### Given exercise
Show all lines holding "верхней".
::: The input :::
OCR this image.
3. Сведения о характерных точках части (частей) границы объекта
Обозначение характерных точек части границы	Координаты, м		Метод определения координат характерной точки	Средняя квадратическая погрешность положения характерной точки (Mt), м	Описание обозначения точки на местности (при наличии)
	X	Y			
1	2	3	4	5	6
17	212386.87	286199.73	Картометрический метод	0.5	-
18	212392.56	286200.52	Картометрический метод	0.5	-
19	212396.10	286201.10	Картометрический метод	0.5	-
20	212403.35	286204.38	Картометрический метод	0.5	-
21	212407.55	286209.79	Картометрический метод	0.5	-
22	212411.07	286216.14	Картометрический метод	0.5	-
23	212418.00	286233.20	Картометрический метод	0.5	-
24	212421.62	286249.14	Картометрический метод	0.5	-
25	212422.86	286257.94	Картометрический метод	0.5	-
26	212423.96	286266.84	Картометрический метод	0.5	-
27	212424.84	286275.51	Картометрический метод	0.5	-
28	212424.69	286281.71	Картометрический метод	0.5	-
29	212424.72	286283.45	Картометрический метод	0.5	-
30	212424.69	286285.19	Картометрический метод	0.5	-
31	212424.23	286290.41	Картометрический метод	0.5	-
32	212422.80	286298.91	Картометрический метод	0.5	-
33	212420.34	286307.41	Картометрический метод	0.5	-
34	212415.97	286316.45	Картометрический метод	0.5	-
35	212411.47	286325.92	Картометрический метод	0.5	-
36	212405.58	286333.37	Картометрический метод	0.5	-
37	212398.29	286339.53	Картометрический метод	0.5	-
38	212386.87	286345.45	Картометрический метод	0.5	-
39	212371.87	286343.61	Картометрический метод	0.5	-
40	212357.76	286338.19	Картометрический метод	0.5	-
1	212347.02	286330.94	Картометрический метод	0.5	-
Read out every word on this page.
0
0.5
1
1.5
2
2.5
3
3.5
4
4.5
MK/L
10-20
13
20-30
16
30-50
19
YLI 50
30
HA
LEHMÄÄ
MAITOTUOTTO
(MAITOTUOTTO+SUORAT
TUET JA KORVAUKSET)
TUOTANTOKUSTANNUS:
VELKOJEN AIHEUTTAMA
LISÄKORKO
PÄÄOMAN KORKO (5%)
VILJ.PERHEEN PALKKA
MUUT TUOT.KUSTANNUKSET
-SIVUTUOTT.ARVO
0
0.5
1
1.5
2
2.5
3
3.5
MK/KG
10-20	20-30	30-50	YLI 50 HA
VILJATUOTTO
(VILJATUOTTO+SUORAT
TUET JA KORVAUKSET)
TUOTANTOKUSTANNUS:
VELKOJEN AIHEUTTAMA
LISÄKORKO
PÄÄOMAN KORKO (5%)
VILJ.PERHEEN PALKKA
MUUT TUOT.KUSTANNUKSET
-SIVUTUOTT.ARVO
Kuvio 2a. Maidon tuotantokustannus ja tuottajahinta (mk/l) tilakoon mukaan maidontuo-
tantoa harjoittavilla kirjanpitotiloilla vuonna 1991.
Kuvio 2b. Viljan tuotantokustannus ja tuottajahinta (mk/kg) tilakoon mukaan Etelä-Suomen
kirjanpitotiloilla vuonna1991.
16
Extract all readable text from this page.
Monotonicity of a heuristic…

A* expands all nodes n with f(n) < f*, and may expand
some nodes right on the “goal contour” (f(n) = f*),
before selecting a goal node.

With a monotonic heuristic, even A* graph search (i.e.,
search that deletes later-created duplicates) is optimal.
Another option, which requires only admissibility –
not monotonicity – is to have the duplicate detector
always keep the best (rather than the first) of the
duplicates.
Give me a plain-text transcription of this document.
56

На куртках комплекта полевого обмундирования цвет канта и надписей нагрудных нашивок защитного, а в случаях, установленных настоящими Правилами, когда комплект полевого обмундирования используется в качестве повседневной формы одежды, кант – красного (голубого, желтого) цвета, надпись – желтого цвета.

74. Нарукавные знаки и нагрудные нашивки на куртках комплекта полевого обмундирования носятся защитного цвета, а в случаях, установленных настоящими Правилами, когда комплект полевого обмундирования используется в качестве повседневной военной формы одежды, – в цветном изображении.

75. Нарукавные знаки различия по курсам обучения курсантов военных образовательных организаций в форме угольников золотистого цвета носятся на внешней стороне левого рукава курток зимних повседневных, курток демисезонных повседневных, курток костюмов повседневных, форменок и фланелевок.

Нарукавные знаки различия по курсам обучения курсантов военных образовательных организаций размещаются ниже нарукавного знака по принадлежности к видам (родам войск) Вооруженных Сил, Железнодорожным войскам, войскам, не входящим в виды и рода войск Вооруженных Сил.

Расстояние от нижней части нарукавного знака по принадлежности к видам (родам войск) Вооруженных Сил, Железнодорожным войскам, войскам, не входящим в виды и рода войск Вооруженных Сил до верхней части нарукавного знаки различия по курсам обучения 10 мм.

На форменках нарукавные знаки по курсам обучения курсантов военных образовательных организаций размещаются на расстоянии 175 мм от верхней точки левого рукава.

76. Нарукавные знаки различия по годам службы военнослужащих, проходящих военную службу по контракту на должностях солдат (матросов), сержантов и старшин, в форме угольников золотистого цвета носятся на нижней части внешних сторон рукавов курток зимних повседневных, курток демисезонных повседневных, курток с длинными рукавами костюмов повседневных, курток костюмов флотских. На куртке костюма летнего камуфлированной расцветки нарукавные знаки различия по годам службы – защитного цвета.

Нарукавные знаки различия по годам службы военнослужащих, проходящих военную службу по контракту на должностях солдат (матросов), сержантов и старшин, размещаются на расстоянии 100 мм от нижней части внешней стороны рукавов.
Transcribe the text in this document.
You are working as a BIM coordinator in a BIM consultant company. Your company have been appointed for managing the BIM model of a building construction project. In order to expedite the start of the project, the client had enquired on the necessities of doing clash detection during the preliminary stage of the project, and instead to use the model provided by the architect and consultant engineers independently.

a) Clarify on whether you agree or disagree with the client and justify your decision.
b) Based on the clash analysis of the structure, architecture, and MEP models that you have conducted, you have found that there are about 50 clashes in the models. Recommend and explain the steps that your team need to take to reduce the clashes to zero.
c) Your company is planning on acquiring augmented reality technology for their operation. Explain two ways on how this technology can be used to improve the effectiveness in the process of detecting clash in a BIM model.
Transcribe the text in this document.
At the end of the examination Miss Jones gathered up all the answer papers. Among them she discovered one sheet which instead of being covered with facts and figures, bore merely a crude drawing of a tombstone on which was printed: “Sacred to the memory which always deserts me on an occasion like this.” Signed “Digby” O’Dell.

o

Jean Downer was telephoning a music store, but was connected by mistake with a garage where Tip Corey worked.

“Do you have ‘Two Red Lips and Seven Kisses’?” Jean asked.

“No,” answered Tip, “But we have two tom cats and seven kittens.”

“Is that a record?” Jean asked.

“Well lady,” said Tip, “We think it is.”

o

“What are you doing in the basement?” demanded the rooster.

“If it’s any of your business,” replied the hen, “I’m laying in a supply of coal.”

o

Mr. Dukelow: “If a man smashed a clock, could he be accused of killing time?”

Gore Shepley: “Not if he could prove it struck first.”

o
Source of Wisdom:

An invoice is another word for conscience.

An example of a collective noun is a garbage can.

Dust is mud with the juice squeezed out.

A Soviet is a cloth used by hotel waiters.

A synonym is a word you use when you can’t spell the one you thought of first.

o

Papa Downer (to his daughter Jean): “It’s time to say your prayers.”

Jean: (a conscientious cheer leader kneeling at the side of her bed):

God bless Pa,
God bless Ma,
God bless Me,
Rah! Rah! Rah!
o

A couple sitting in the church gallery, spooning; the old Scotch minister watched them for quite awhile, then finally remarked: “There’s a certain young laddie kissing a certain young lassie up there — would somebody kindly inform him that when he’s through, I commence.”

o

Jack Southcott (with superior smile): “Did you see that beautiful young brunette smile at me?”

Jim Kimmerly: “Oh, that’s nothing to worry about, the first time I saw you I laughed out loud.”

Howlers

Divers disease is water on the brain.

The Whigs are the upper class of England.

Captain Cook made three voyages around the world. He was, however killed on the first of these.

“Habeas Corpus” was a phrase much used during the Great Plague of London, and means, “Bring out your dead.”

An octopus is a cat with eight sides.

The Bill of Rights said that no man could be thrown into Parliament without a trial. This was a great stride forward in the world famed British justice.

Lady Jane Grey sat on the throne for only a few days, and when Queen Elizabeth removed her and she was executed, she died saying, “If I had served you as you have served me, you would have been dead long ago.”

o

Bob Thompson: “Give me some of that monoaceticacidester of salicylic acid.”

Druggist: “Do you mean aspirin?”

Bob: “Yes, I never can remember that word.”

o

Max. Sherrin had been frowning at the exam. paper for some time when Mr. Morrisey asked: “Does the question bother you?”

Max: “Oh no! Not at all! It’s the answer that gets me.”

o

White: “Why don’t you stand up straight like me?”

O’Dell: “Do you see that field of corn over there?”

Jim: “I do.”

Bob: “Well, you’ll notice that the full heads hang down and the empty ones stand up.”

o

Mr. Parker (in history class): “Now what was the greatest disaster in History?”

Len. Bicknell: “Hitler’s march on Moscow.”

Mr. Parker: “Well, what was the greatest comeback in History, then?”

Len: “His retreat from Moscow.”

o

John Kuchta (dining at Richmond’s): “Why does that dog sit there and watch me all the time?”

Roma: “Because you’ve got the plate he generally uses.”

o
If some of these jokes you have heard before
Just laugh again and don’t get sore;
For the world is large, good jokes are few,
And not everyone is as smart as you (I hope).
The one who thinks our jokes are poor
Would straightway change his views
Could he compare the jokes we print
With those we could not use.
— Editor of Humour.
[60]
:::
### Reply to the task
Расстояние от нижней части нарукавного знака по принадлежности к видам (родам войск) Вооруженных Сил, Железнодорожным войскам, войскам, не входящим в виды и рода войск Вооруженных Сил до верхней части нарукавного знаки различия по курсам обучения 10 мм.
На форменках нарукавные знаки по курсам обучения курсантов военных образовательных организаций размещаются на расстоянии 175 мм от верхней точки левого рукава.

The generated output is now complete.